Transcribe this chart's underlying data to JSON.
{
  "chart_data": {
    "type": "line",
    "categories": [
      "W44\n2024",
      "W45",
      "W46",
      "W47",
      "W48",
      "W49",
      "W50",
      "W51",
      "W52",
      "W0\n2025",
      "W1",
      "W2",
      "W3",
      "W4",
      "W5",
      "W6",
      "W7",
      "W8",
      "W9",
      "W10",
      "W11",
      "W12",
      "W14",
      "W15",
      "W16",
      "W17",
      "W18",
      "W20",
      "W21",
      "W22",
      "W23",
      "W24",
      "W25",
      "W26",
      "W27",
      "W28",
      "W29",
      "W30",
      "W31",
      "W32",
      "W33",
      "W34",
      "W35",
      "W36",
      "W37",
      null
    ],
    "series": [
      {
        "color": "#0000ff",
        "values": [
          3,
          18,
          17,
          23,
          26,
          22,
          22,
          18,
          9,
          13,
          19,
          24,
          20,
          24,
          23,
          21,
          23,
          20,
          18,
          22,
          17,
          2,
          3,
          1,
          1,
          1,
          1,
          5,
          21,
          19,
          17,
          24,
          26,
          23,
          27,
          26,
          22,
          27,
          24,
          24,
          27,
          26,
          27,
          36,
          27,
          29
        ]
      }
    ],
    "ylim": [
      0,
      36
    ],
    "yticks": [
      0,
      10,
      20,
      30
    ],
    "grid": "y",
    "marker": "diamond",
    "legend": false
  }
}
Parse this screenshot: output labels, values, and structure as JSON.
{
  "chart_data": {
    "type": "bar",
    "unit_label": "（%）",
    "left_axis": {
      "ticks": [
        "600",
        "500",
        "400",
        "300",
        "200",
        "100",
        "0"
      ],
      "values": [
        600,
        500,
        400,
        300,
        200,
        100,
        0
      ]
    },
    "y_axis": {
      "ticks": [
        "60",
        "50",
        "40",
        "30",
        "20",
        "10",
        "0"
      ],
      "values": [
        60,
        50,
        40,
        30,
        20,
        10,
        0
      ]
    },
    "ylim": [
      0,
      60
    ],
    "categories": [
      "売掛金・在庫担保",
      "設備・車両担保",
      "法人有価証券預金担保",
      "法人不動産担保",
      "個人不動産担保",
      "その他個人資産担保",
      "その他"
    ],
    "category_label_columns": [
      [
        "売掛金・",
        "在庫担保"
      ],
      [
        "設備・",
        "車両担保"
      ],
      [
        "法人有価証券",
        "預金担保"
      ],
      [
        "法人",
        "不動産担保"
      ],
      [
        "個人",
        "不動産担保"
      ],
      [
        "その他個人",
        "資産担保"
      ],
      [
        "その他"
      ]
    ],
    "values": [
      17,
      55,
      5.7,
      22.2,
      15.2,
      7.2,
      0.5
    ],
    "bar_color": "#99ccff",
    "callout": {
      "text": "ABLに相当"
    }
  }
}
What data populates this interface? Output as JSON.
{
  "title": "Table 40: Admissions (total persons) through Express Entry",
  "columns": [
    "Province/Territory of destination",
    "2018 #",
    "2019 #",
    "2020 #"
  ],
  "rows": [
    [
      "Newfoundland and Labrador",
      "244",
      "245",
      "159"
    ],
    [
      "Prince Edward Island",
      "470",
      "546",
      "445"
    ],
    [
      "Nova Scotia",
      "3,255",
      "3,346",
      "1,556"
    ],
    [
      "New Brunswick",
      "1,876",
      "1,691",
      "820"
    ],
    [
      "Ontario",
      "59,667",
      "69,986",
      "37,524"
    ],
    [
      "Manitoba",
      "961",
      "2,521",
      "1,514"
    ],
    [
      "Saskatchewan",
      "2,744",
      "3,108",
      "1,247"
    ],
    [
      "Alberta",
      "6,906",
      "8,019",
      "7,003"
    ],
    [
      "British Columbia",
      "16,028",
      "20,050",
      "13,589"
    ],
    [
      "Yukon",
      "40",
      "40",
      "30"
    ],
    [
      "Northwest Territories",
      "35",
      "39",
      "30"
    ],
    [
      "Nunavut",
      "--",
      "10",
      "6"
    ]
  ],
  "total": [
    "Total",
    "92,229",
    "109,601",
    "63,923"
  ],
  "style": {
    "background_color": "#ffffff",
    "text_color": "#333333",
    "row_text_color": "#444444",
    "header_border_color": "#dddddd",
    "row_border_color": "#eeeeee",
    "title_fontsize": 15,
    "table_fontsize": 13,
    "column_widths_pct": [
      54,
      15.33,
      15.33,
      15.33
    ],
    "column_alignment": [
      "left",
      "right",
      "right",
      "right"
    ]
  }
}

· · · · · · ·

_Set problem_
In the records above, collect each line with "values".

_Full answer_
        "values": [
Parse this screenshot: output labels, values, and structure as JSON.
      "values": [
      "values": [
    "values": [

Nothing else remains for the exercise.